> [EXERCISE INPUT]:
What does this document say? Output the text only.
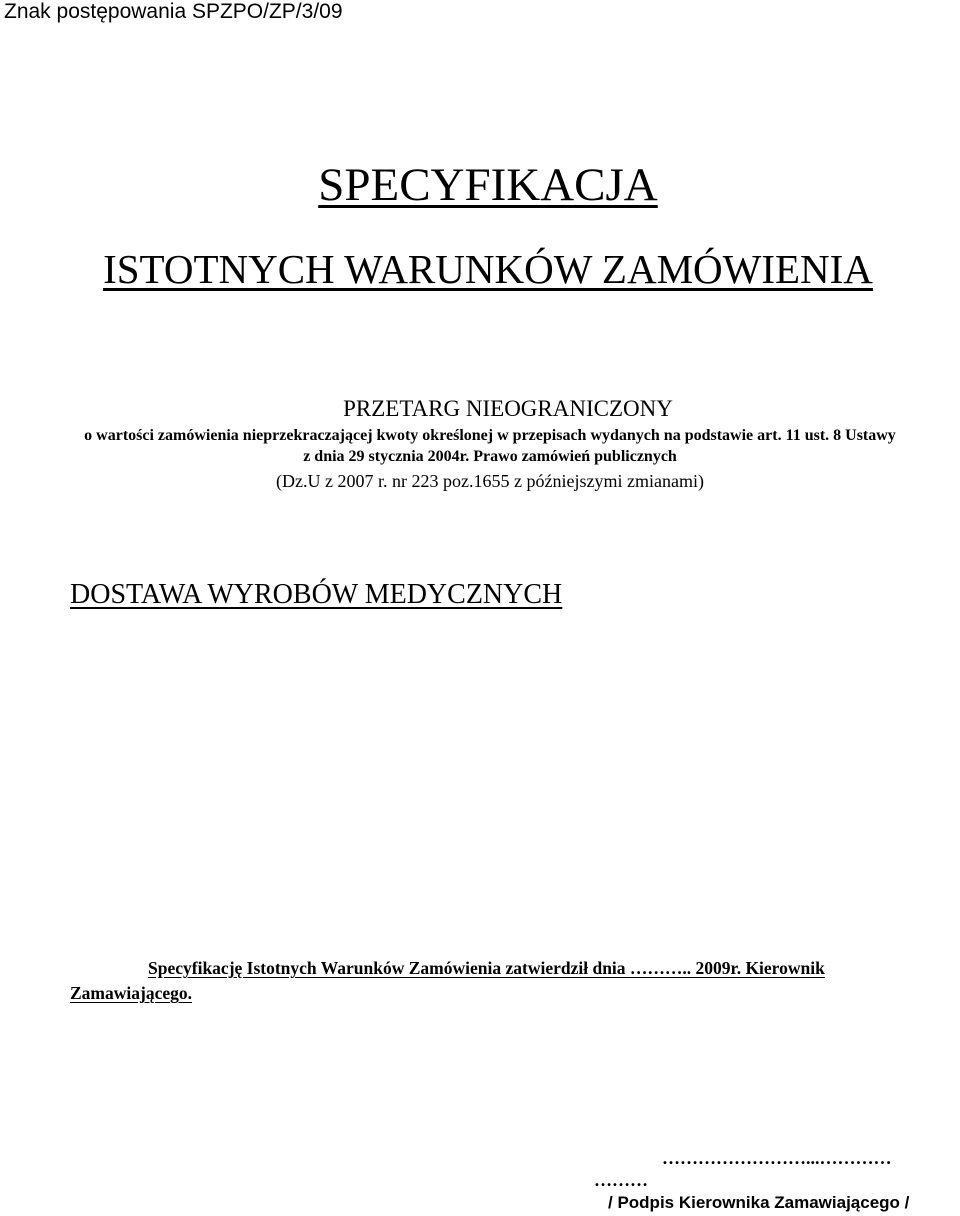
Znak postępowania SPZPO/ZP/3/09
SPECYFIKACJA
ISTOTNYCH WARUNKÓW ZAMÓWIENIA
PRZETARG NIEOGRANICZONY
o wartości zamówienia nieprzekraczającej kwoty określonej w przepisach wydanych na podstawie art. 11 ust. 8 Ustawy
z dnia 29 stycznia 2004r. Prawo zamówień publicznych
(Dz.U z 2007 r. nr 223 poz.1655 z późniejszymi zmianami)
DOSTAWA WYROBÓW MEDYCZNYCH
Specyfikację Istotnych Warunków Zamówienia zatwierdził dnia ……….. 2009r. Kierownik
Zamawiającego.
……………………...…………
………
/ Podpis Kierownika Zamawiającego /
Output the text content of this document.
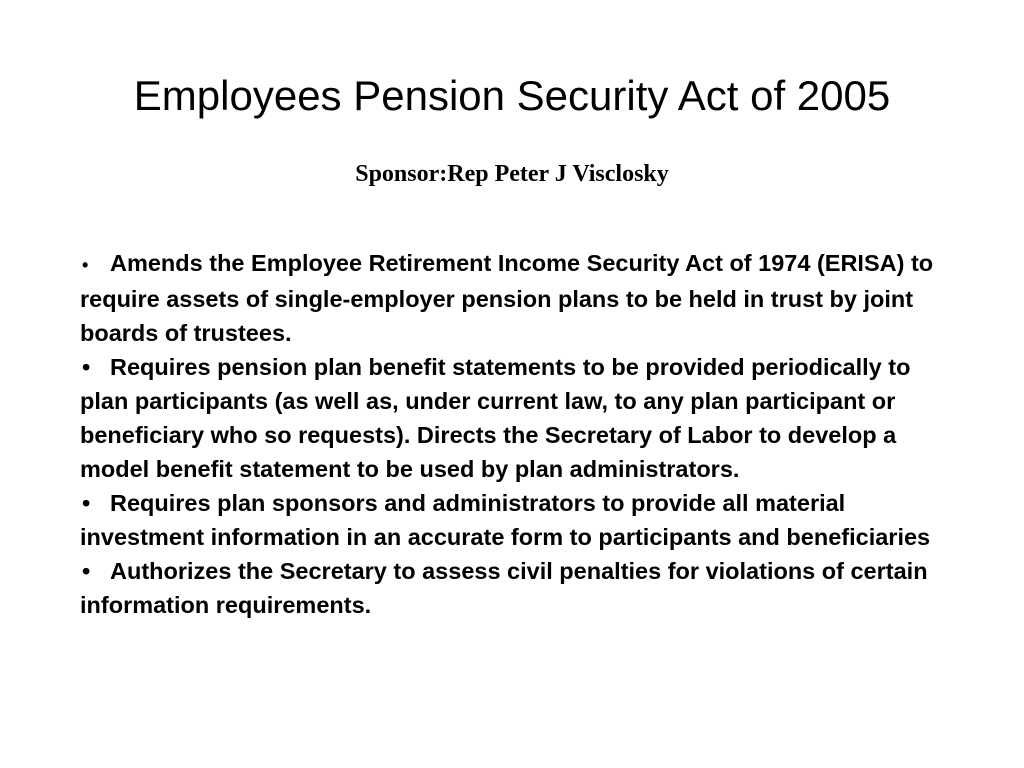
Employees Pension Security Act of 2005

Sponsor:Rep Peter J Visclosky

• Amends the Employee Retirement Income Security Act of 1974 (ERISA) to require assets of single-employer pension plans to be held in trust by joint boards of trustees.
• Requires pension plan benefit statements to be provided periodically to plan participants (as well as, under current law, to any plan participant or beneficiary who so requests). Directs the Secretary of Labor to develop a model benefit statement to be used by plan administrators.
• Requires plan sponsors and administrators to provide all material investment information in an accurate form to participants and beneficiaries
• Authorizes the Secretary to assess civil penalties for violations of certain information requirements.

> [TO BE DONE]: Write out exactly the lines from the line containing "Output the text content of this document." through the last line of the listing above, please, and leave out any pictures.

> [OUTPUT]:
Output the text content of this document.
Employees Pension Security Act of 2005

Sponsor:Rep Peter J Visclosky

• Amends the Employee Retirement Income Security Act of 1974 (ERISA) to require assets of single-employer pension plans to be held in trust by joint boards of trustees.
• Requires pension plan benefit statements to be provided periodically to plan participants (as well as, under current law, to any plan participant or beneficiary who so requests). Directs the Secretary of Labor to develop a model benefit statement to be used by plan administrators.
• Requires plan sponsors and administrators to provide all material investment information in an accurate form to participants and beneficiaries
• Authorizes the Secretary to assess civil penalties for violations of certain information requirements.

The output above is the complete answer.